▶ Task: Write out each entry, exactly the way it appears.
|---|
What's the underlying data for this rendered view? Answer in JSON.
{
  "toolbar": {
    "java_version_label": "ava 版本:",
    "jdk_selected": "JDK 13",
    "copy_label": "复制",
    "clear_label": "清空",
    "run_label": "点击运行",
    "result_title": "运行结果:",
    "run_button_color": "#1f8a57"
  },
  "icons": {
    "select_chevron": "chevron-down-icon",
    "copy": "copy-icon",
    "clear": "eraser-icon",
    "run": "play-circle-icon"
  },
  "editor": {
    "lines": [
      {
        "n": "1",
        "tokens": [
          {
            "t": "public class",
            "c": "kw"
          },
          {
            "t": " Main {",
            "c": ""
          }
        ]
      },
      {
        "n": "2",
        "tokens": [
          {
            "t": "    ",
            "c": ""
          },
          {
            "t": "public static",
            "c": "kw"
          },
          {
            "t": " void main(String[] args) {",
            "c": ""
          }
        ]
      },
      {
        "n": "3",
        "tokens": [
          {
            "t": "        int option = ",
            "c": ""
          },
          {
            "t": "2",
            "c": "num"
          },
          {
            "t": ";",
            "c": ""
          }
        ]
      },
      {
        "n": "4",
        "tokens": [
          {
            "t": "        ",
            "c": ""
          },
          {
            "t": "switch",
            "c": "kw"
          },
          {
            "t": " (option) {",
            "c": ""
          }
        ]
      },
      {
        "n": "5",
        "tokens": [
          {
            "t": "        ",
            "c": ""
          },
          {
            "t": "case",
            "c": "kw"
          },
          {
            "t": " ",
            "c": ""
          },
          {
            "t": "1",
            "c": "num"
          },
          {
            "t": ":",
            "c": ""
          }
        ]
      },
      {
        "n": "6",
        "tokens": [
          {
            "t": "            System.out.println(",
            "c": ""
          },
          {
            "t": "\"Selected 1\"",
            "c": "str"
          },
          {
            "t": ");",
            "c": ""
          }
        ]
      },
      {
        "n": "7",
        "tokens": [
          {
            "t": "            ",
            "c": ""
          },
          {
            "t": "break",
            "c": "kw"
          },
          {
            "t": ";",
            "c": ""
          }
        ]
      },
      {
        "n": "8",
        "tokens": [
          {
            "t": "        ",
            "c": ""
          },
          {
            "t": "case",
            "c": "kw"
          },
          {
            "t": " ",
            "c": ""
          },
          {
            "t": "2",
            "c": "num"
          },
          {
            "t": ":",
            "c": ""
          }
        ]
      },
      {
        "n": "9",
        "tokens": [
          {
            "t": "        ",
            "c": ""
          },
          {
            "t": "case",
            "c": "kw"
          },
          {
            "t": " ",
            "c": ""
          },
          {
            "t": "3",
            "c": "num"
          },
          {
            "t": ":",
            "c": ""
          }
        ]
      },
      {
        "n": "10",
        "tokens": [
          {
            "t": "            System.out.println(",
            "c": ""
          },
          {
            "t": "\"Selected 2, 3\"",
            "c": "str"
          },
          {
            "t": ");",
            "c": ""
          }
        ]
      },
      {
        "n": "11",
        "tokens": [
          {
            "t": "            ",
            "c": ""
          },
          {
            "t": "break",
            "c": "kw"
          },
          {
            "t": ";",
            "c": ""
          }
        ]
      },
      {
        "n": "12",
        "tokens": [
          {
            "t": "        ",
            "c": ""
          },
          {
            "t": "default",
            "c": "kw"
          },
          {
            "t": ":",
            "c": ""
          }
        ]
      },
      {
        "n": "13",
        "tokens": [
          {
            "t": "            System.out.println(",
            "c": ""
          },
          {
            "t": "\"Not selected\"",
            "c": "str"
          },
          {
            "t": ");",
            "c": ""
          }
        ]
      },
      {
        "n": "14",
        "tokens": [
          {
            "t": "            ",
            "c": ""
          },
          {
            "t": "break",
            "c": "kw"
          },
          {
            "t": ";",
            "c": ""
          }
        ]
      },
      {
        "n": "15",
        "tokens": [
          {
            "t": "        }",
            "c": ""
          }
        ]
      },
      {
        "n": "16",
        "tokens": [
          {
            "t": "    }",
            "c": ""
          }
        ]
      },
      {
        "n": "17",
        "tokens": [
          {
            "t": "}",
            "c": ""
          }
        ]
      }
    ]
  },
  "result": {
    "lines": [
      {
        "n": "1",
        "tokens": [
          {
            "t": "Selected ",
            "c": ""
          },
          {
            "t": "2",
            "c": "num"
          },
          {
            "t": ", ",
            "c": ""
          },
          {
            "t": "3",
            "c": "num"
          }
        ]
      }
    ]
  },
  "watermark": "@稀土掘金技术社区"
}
|---|
▶ Response for this exercise:
What's the underlying data for this rendered view? Answer in JSON.
{
  "toolbar": {
    "java_version_label": "ava 版本:",
    "jdk_selected": "JDK 13",
    "copy_label": "复制",
    "clear_label": "清空",
    "run_label": "点击运行",
    "result_title": "运行结果:",
    "run_button_color": "#1f8a57"
  },
  "icons": {
    "select_chevron": "chevron-down-icon",
    "copy": "copy-icon",
    "clear": "eraser-icon",
    "run": "play-circle-icon"
  },
  "editor": {
    "lines": [
      {
        "n": "1",
        "tokens": [
          {
            "t": "public class",
            "c": "kw"
          },
          {
            "t": " Main {",
            "c": ""
          }
        ]
      },
      {
        "n": "2",
        "tokens": [
          {
            "t": "    ",
            "c": ""
          },
          {
            "t": "public static",
            "c": "kw"
          },
          {
            "t": " void main(String[] args) {",
            "c": ""
          }
        ]
      },
      {
        "n": "3",
        "tokens": [
          {
            "t": "        int option = ",
            "c": ""
          },
          {
            "t": "2",
            "c": "num"
          },
          {
            "t": ";",
            "c": ""
          }
        ]
      },
      {
        "n": "4",
        "tokens": [
          {
            "t": "        ",
            "c": ""
          },
          {
            "t": "switch",
            "c": "kw"
          },
          {
            "t": " (option) {",
            "c": ""
          }
        ]
      },
      {
        "n": "5",
        "tokens": [
          {
            "t": "        ",
            "c": ""
          },
          {
            "t": "case",
            "c": "kw"
          },
          {
            "t": " ",
            "c": ""
          },
          {
            "t": "1",
            "c": "num"
          },
          {
            "t": ":",
            "c": ""
          }
        ]
      },
      {
        "n": "6",
        "tokens": [
          {
            "t": "            System.out.println(",
            "c": ""
          },
          {
            "t": "\"Selected 1\"",
            "c": "str"
          },
          {
            "t": ");",
            "c": ""
          }
        ]
      },
      {
        "n": "7",
        "tokens": [
          {
            "t": "            ",
            "c": ""
          },
          {
            "t": "break",
            "c": "kw"
          },
          {
            "t": ";",
            "c": ""
          }
        ]
      },
      {
        "n": "8",
        "tokens": [
          {
            "t": "        ",
            "c": ""
          },
          {
            "t": "case",
            "c": "kw"
          },
          {
            "t": " ",
            "c": ""
          },
          {
            "t": "2",
            "c": "num"
          },
          {
            "t": ":",
            "c": ""
          }
        ]
      },
      {
        "n": "9",
        "tokens": [
          {
            "t": "        ",
            "c": ""
          },
          {
            "t": "case",
            "c": "kw"
          },
          {
            "t": " ",
            "c": ""
          },
          {
            "t": "3",
            "c": "num"
          },
          {
            "t": ":",
            "c": ""
          }
        ]
      },
      {
        "n": "10",
        "tokens": [
          {
            "t": "            System.out.println(",
            "c": ""
          },
          {
            "t": "\"Selected 2, 3\"",
            "c": "str"
          },
          {
            "t": ");",
            "c": ""
          }
        ]
      },
      {
        "n": "11",
        "tokens": [
          {
            "t": "            ",
            "c": ""
          },
          {
            "t": "break",
            "c": "kw"
          },
          {
            "t": ";",
            "c": ""
          }
        ]
      },
      {
        "n": "12",
        "tokens": [
          {
            "t": "        ",
            "c": ""
          },
          {
            "t": "default",
            "c": "kw"
          },
          {
            "t": ":",
            "c": ""
          }
        ]
      },
      {
        "n": "13",
        "tokens": [
          {
            "t": "            System.out.println(",
            "c": ""
          },
          {
            "t": "\"Not selected\"",
            "c": "str"
          },
          {
            "t": ");",
            "c": ""
          }
        ]
      },
      {
        "n": "14",
        "tokens": [
          {
            "t": "            ",
            "c": ""
          },
          {
            "t": "break",
            "c": "kw"
          },
          {
            "t": ";",
            "c": ""
          }
        ]
      },
      {
        "n": "15",
        "tokens": [
          {
            "t": "        }",
            "c": ""
          }
        ]
      },
      {
        "n": "16",
        "tokens": [
          {
            "t": "    }",
            "c": ""
          }
        ]
      },
      {
        "n": "17",
        "tokens": [
          {
            "t": "}",
            "c": ""
          }
        ]
      }
    ]
  },
  "result": {
    "lines": [
      {
        "n": "1",
        "tokens": [
          {
            "t": "Selected ",
            "c": ""
          },
          {
            "t": "2",
            "c": "num"
          },
          {
            "t": ", ",
            "c": ""
          },
          {
            "t": "3",
            "c": "num"
          }
        ]
      }
    ]
  },
  "watermark": "@稀土掘金技术社区"
}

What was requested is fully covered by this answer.